Entries with figure data
## BEGIN

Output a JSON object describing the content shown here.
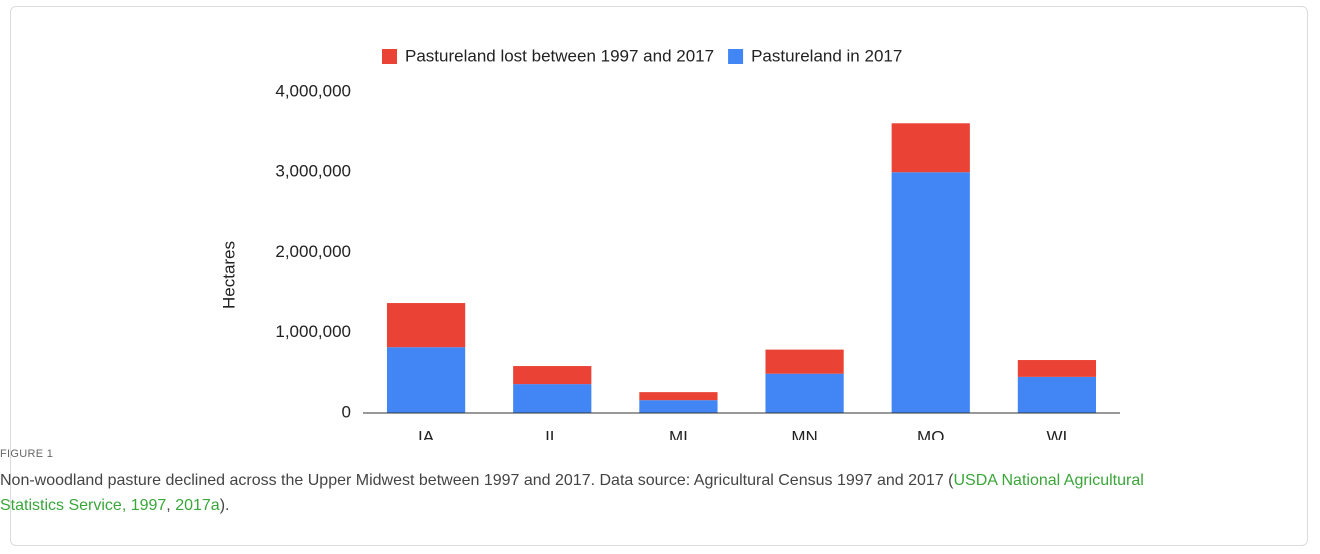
{
  "chart_data": {
    "type": "stacked_bar",
    "ylabel": "Hectares",
    "categories": [
      "IA",
      "IL",
      "MI",
      "MN",
      "MO",
      "WI"
    ],
    "series": [
      {
        "name": "Pastureland lost between 1997 and 2017",
        "color": "#ea4335",
        "values": [
          550000,
          225000,
          100000,
          300000,
          610000,
          210000
        ]
      },
      {
        "name": "Pastureland in 2017",
        "color": "#4285f4",
        "values": [
          820000,
          360000,
          160000,
          490000,
          3000000,
          450000
        ]
      }
    ],
    "ylim": [
      0,
      4000000
    ],
    "yticks": [
      0,
      {
        "value": 1000000,
        "label": "1,000,000"
      },
      {
        "value": 2000000,
        "label": "2,000,000"
      },
      {
        "value": 3000000,
        "label": "3,000,000"
      },
      {
        "value": 4000000,
        "label": "4,000,000"
      }
    ],
    "grid": false,
    "legend": "top"
  },
  "caption": {
    "label": "FIGURE 1",
    "text": "Non-woodland pasture declined across the Upper Midwest between 1997 and 2017. Data source: Agricultural Census 1997 and 2017 (",
    "link1": "USDA National Agricultural Statistics Service, 1997",
    "sep": ", ",
    "link2": "2017a",
    "end": ")."
  }
}
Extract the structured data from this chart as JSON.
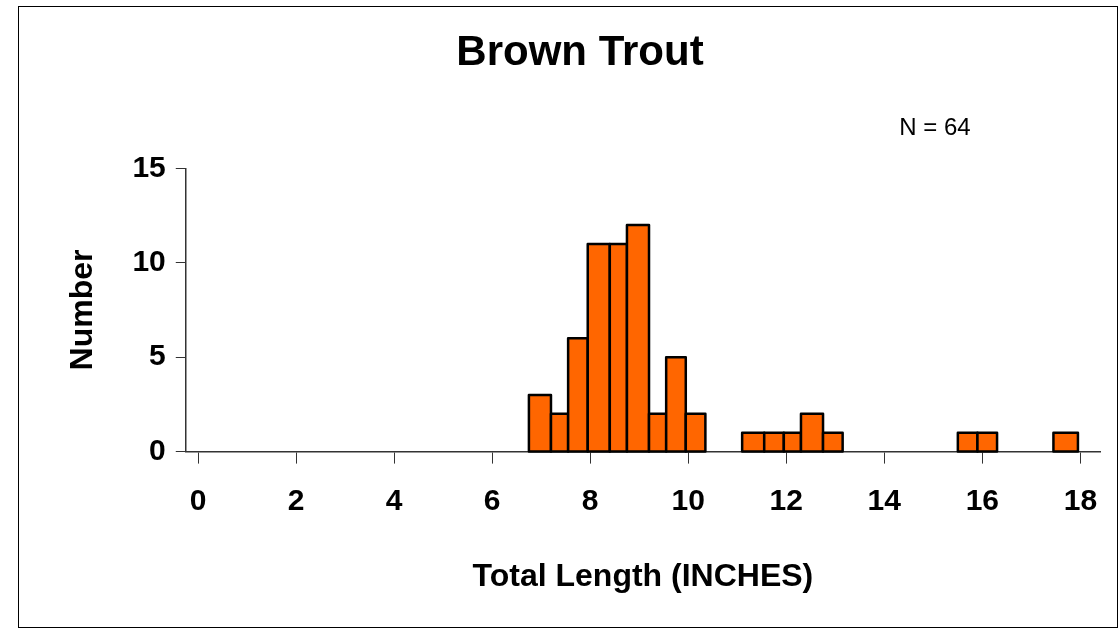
{
  "chart_data": {
    "type": "histogram",
    "title": "Brown Trout",
    "xlabel": "Total Length (INCHES)",
    "ylabel": "Number",
    "annotations": [
      "N = 64"
    ],
    "bins": [
      6.75,
      7.2,
      7.55,
      7.95,
      8.4,
      8.75,
      9.2,
      9.55,
      9.95,
      10.35,
      11.1,
      11.55,
      11.95,
      12.3,
      12.75,
      13.15,
      15.5,
      15.9,
      16.3,
      17.45,
      17.95
    ],
    "values": [
      3,
      2,
      6,
      11,
      11,
      12,
      2,
      5,
      2,
      0,
      1,
      1,
      1,
      2,
      1,
      0,
      1,
      1,
      0,
      1
    ],
    "color": "#ff6600",
    "xlim": [
      -0.25,
      18.4
    ],
    "xticks": [
      0,
      2,
      4,
      6,
      8,
      10,
      12,
      14,
      16,
      18
    ],
    "ylim": [
      0,
      15
    ],
    "yticks": [
      0,
      5,
      10,
      15
    ],
    "grid": false,
    "legend": false
  }
}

## END

▸ **Description of the task**: Where a line of the material above holds the string "JSON", copy that line.

▸ **Task response**:
Output a JSON object describing the content shown here.
Extract the structured data from this chart as JSON.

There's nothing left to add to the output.